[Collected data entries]
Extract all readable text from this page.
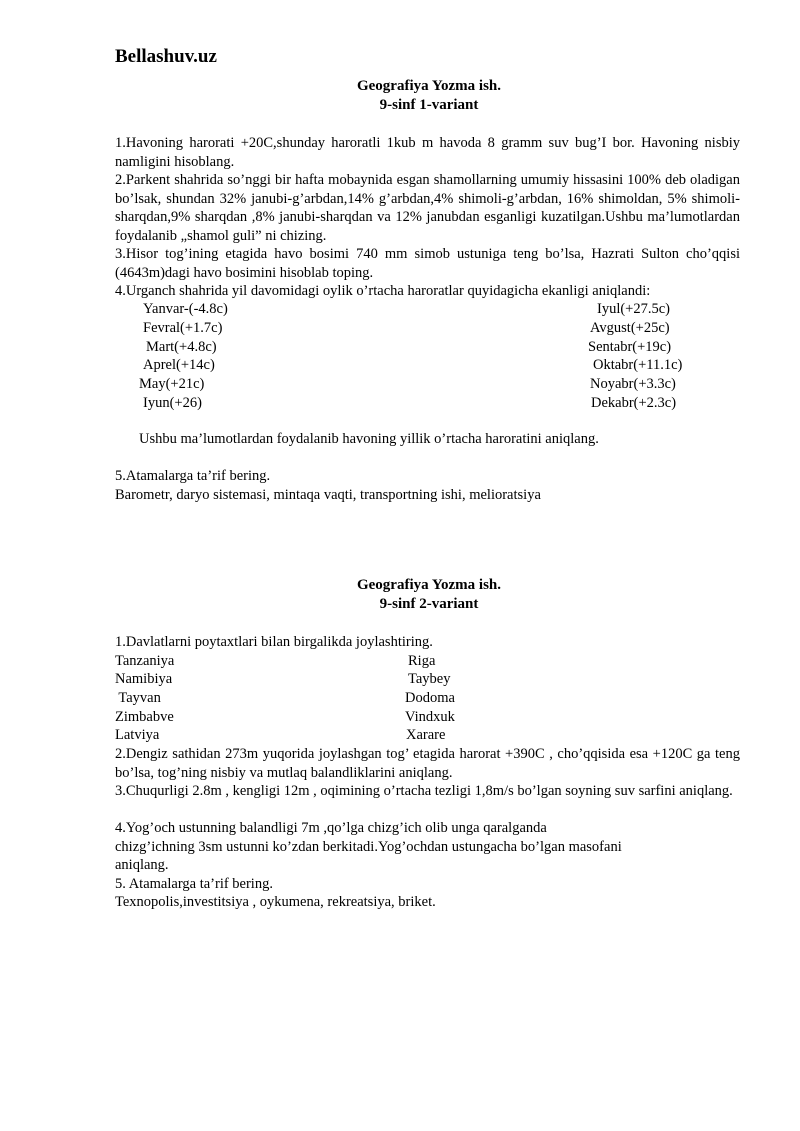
Bellashuv.uz
Geografiya Yozma ish.
9-sinf 1-variant
1.Havoning harorati +20C,shunday haroratli 1kub m havoda 8 gramm suv bug’I bor. Havoning nisbiy namligini hisoblang.
2.Parkent shahrida so’nggi bir hafta mobaynida esgan shamollarning umumiy hissasini 100% deb oladigan bo’lsak, shundan 32% janubi-g’arbdan,14% g’arbdan,4% shimoli-g’arbdan, 16% shimoldan, 5% shimoli-sharqdan,9% sharqdan ,8% janubi-sharqdan va 12% janubdan esganligi kuzatilgan.Ushbu ma’lumotlardan foydalanib „shamol guli” ni chizing.
3.Hisor tog’ining etagida havo bosimi 740 mm simob ustuniga teng bo’lsa, Hazrati Sulton cho’qqisi (4643m)dagi havo bosimini hisoblab toping.
4.Urganch shahrida yil davomidagi oylik o’rtacha haroratlar quyidagicha ekanligi aniqlandi:
Yanvar-(-4.8c)
Fevral(+1.7c)
Mart(+4.8c)
Aprel(+14c)
May(+21c)
Iyun(+26)
Iyul(+27.5c)
Avgust(+25c)
Sentabr(+19c)
Oktabr(+11.1c)
Noyabr(+3.3c)
Dekabr(+2.3c)
Ushbu ma’lumotlardan foydalanib havoning yillik o’rtacha haroratini aniqlang.
5.Atamalarga ta’rif bering.
Barometr, daryo sistemasi, mintaqa vaqti, transportning ishi, melioratsiya
Geografiya Yozma ish.
9-sinf 2-variant
1.Davlatlarni poytaxtlari bilan birgalikda joylashtiring.
Tanzaniya
Namibiya
Tayvan
Zimbabve
Latviya
Riga
Taybey
Dodoma
Vindxuk
Xarare
2.Dengiz sathidan 273m yuqorida joylashgan tog’ etagida harorat +390C , cho’qqisida esa +120C ga teng bo’lsa, tog’ning nisbiy va mutlaq balandliklarini aniqlang.
3.Chuqurligi 2.8m , kengligi 12m , oqimining o’rtacha tezligi 1,8m/s bo’lgan soyning suv sarfini aniqlang.
4.Yog’och ustunning balandligi 7m ,qo’lga chizg’ich olib unga qaralganda
chizg’ichning 3sm ustunni ko’zdan berkitadi.Yog’ochdan ustungacha bo’lgan masofani
aniqlang.
5. Atamalarga ta’rif bering.
Texnopolis,investitsiya , oykumena, rekreatsiya, briket.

EXERCISE — Print the listing above in full, exactly as written. Omit any pictures.

SOLUTION TO THIS EXERCISE —
Extract all readable text from this page.
Bellashuv.uz
Geografiya Yozma ish.
9-sinf 1-variant
1.Havoning harorati +20C,shunday haroratli 1kub m havoda 8 gramm suv bug’I bor. Havoning nisbiy namligini hisoblang.
2.Parkent shahrida so’nggi bir hafta mobaynida esgan shamollarning umumiy hissasini 100% deb oladigan bo’lsak, shundan 32% janubi-g’arbdan,14% g’arbdan,4% shimoli-g’arbdan, 16% shimoldan, 5% shimoli-sharqdan,9% sharqdan ,8% janubi-sharqdan va 12% janubdan esganligi kuzatilgan.Ushbu ma’lumotlardan foydalanib „shamol guli” ni chizing.
3.Hisor tog’ining etagida havo bosimi 740 mm simob ustuniga teng bo’lsa, Hazrati Sulton cho’qqisi (4643m)dagi havo bosimini hisoblab toping.
4.Urganch shahrida yil davomidagi oylik o’rtacha haroratlar quyidagicha ekanligi aniqlandi:
Yanvar-(-4.8c)
Fevral(+1.7c)
Mart(+4.8c)
Aprel(+14c)
May(+21c)
Iyun(+26)
Iyul(+27.5c)
Avgust(+25c)
Sentabr(+19c)
Oktabr(+11.1c)
Noyabr(+3.3c)
Dekabr(+2.3c)
Ushbu ma’lumotlardan foydalanib havoning yillik o’rtacha haroratini aniqlang.
5.Atamalarga ta’rif bering.
Barometr, daryo sistemasi, mintaqa vaqti, transportning ishi, melioratsiya
Geografiya Yozma ish.
9-sinf 2-variant
1.Davlatlarni poytaxtlari bilan birgalikda joylashtiring.
Tanzaniya
Namibiya
Tayvan
Zimbabve
Latviya
Riga
Taybey
Dodoma
Vindxuk
Xarare
2.Dengiz sathidan 273m yuqorida joylashgan tog’ etagida harorat +390C , cho’qqisida esa +120C ga teng bo’lsa, tog’ning nisbiy va mutlaq balandliklarini aniqlang.
3.Chuqurligi 2.8m , kengligi 12m , oqimining o’rtacha tezligi 1,8m/s bo’lgan soyning suv sarfini aniqlang.
4.Yog’och ustunning balandligi 7m ,qo’lga chizg’ich olib unga qaralganda
chizg’ichning 3sm ustunni ko’zdan berkitadi.Yog’ochdan ustungacha bo’lgan masofani
aniqlang.
5. Atamalarga ta’rif bering.
Texnopolis,investitsiya , oykumena, rekreatsiya, briket.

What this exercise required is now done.